### PROVIDED INFORMATION
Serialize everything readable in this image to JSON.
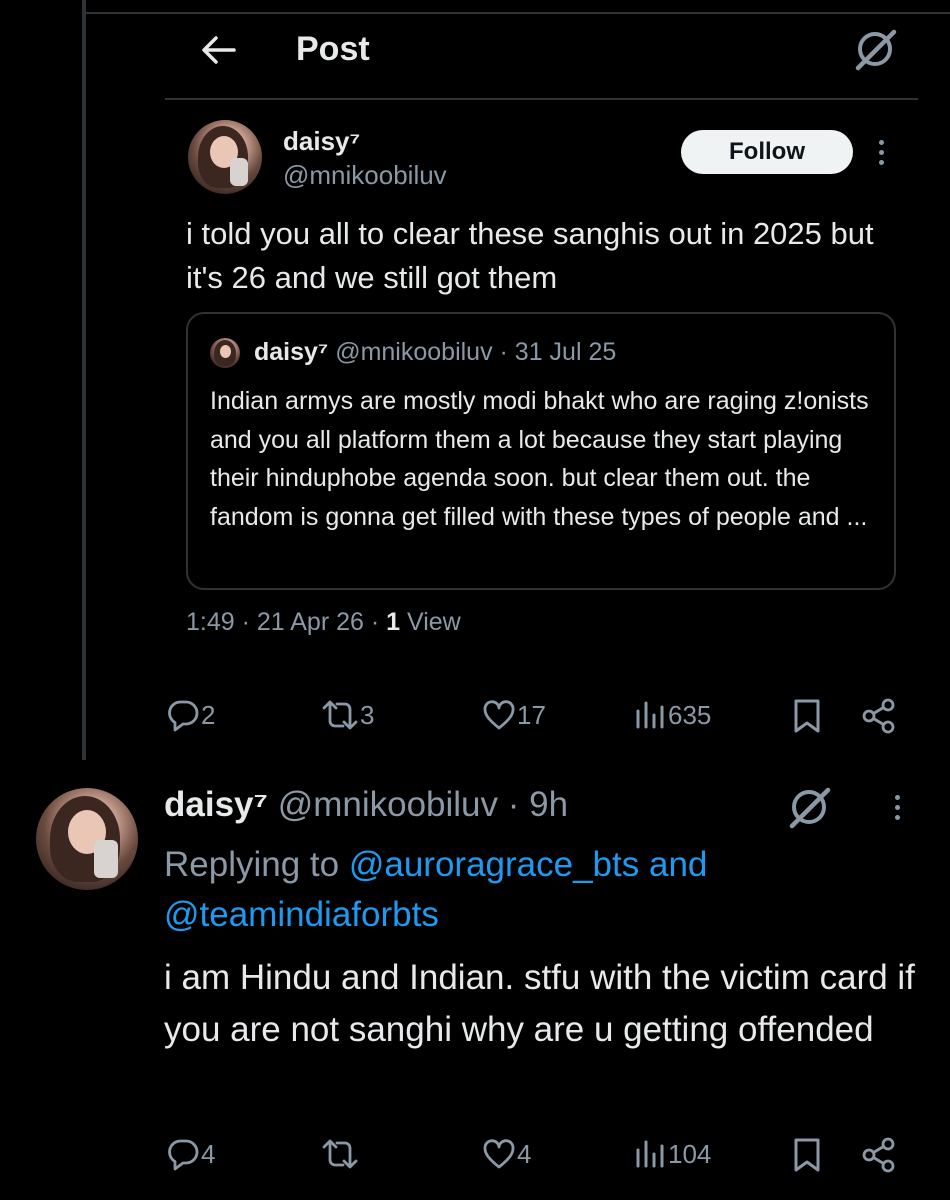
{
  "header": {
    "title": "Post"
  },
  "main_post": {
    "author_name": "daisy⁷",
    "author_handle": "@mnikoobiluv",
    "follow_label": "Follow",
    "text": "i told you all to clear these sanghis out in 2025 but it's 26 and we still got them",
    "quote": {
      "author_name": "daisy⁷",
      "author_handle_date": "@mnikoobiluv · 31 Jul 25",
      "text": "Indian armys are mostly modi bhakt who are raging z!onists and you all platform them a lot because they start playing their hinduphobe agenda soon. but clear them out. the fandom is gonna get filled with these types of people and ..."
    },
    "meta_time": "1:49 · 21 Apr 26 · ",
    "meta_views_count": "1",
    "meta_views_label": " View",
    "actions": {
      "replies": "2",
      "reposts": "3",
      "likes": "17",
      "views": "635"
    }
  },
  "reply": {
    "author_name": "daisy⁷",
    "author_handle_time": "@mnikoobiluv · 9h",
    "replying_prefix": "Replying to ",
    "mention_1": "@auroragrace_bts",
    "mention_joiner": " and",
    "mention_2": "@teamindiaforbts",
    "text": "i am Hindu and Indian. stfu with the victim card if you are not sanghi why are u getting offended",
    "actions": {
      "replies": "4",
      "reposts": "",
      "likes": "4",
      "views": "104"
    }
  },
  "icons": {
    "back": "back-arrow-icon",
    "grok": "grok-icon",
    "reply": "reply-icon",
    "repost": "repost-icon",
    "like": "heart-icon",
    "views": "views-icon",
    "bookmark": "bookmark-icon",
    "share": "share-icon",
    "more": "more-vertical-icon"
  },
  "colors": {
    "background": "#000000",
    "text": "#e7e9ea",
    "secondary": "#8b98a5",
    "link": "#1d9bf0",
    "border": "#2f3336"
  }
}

### EXERCISE REQUIREMENTS
Your task is to set down the records shown above exactly, minus any pictures.

### EXERCISE OUTPUT
Serialize everything readable in this image to JSON.
{
  "header": {
    "title": "Post"
  },
  "main_post": {
    "author_name": "daisy⁷",
    "author_handle": "@mnikoobiluv",
    "follow_label": "Follow",
    "text": "i told you all to clear these sanghis out in 2025 but it's 26 and we still got them",
    "quote": {
      "author_name": "daisy⁷",
      "author_handle_date": "@mnikoobiluv · 31 Jul 25",
      "text": "Indian armys are mostly modi bhakt who are raging z!onists and you all platform them a lot because they start playing their hinduphobe agenda soon. but clear them out. the fandom is gonna get filled with these types of people and ..."
    },
    "meta_time": "1:49 · 21 Apr 26 · ",
    "meta_views_count": "1",
    "meta_views_label": " View",
    "actions": {
      "replies": "2",
      "reposts": "3",
      "likes": "17",
      "views": "635"
    }
  },
  "reply": {
    "author_name": "daisy⁷",
    "author_handle_time": "@mnikoobiluv · 9h",
    "replying_prefix": "Replying to ",
    "mention_1": "@auroragrace_bts",
    "mention_joiner": " and",
    "mention_2": "@teamindiaforbts",
    "text": "i am Hindu and Indian. stfu with the victim card if you are not sanghi why are u getting offended",
    "actions": {
      "replies": "4",
      "reposts": "",
      "likes": "4",
      "views": "104"
    }
  },
  "icons": {
    "back": "back-arrow-icon",
    "grok": "grok-icon",
    "reply": "reply-icon",
    "repost": "repost-icon",
    "like": "heart-icon",
    "views": "views-icon",
    "bookmark": "bookmark-icon",
    "share": "share-icon",
    "more": "more-vertical-icon"
  },
  "colors": {
    "background": "#000000",
    "text": "#e7e9ea",
    "secondary": "#8b98a5",
    "link": "#1d9bf0",
    "border": "#2f3336"
  }
}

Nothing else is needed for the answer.